From the entries below, copy every line where the string "النشر" appears.

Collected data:
======

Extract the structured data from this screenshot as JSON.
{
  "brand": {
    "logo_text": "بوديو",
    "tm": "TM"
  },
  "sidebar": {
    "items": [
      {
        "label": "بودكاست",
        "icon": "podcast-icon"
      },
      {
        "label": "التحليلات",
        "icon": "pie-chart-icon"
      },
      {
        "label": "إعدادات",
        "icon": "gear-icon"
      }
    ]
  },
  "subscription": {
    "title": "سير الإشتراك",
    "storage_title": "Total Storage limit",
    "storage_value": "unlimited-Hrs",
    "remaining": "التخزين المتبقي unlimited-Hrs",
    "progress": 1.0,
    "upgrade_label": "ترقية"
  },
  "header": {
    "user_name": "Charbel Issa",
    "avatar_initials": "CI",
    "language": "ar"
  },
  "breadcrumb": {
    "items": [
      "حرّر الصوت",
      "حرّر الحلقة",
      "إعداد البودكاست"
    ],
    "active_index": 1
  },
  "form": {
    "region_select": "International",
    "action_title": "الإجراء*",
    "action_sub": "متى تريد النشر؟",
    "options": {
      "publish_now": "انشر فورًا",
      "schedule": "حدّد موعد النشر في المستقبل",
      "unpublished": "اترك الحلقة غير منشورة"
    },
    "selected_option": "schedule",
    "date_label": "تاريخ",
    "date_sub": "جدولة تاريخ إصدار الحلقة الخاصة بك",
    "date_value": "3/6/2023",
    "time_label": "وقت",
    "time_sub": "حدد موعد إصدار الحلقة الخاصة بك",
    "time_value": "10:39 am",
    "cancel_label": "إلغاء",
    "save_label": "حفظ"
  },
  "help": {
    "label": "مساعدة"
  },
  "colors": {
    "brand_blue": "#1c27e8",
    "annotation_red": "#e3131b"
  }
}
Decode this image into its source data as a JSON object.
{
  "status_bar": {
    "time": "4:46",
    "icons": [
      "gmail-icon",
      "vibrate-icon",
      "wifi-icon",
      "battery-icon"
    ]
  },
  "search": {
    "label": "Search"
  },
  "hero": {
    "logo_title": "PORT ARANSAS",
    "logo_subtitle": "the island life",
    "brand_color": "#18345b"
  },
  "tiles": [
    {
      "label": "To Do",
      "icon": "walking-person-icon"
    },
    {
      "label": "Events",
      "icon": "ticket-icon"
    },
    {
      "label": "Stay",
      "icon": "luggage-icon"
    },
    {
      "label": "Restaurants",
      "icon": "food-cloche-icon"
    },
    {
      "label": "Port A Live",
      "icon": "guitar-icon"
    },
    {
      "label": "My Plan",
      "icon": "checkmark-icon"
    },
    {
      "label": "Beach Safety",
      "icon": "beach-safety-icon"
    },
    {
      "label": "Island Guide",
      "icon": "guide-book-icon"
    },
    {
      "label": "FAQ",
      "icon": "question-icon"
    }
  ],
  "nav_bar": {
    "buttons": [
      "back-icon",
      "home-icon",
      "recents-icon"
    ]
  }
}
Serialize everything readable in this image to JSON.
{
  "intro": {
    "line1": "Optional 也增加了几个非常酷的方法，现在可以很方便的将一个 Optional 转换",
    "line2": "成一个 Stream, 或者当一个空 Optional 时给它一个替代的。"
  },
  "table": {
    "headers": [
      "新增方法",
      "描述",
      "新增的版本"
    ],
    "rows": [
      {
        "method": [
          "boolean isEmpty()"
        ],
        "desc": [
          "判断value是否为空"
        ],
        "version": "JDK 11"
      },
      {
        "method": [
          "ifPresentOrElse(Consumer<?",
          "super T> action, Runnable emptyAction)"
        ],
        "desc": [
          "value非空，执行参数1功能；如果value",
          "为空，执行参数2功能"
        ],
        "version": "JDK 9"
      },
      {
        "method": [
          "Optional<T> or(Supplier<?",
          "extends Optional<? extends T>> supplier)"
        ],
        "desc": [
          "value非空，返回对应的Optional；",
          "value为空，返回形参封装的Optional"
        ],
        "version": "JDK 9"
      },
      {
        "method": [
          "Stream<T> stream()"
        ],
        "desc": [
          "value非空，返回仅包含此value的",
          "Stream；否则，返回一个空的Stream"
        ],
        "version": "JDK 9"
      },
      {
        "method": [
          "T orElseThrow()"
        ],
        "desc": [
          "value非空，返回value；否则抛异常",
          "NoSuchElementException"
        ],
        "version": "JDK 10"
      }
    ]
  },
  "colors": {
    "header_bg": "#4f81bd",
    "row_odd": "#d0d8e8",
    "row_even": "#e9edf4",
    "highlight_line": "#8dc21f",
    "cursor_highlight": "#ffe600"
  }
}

======

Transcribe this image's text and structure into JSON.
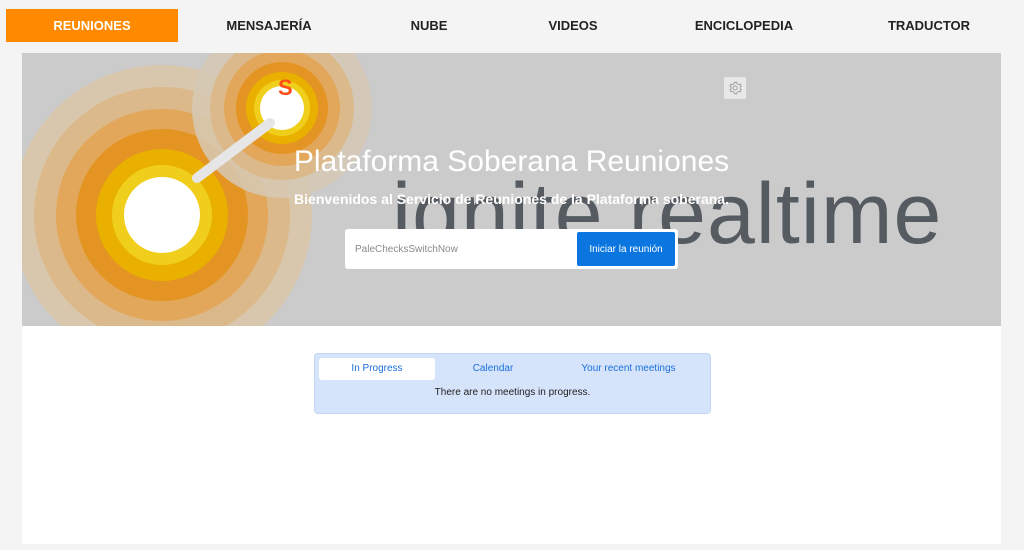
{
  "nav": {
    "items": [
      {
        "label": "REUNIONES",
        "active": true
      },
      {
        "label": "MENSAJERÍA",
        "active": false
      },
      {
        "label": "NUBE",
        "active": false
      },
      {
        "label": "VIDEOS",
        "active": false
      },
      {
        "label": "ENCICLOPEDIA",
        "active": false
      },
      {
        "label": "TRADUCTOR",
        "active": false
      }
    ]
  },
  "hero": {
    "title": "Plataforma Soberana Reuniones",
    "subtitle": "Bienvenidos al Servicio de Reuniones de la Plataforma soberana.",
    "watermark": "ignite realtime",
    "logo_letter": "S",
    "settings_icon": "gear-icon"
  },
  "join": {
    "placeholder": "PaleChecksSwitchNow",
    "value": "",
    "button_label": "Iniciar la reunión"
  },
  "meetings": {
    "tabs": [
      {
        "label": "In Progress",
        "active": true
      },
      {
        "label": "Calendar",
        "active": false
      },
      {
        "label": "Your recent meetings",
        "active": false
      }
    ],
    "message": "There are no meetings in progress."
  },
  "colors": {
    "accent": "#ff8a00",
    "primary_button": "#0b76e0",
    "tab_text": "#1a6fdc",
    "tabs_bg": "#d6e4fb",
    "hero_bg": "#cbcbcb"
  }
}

======

» **EXERCISE OUTPUT**:
    "action_sub": "متى تريد النشر؟",
      "schedule": "حدّد موعد النشر في المستقبل",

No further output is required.